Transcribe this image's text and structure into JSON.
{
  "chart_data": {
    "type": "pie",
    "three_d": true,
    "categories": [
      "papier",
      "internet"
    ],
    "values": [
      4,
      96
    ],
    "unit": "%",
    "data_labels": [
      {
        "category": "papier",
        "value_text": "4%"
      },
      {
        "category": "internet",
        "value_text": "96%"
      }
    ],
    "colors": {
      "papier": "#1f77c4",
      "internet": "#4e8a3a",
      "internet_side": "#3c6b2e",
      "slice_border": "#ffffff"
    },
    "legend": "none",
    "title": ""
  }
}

What is needed » Go through the listing and copy all of it exactly.

Reply »
Transcribe this image's text and structure into JSON.
{
  "chart_data": {
    "type": "pie",
    "three_d": true,
    "categories": [
      "papier",
      "internet"
    ],
    "values": [
      4,
      96
    ],
    "unit": "%",
    "data_labels": [
      {
        "category": "papier",
        "value_text": "4%"
      },
      {
        "category": "internet",
        "value_text": "96%"
      }
    ],
    "colors": {
      "papier": "#1f77c4",
      "internet": "#4e8a3a",
      "internet_side": "#3c6b2e",
      "slice_border": "#ffffff"
    },
    "legend": "none",
    "title": ""
  }
}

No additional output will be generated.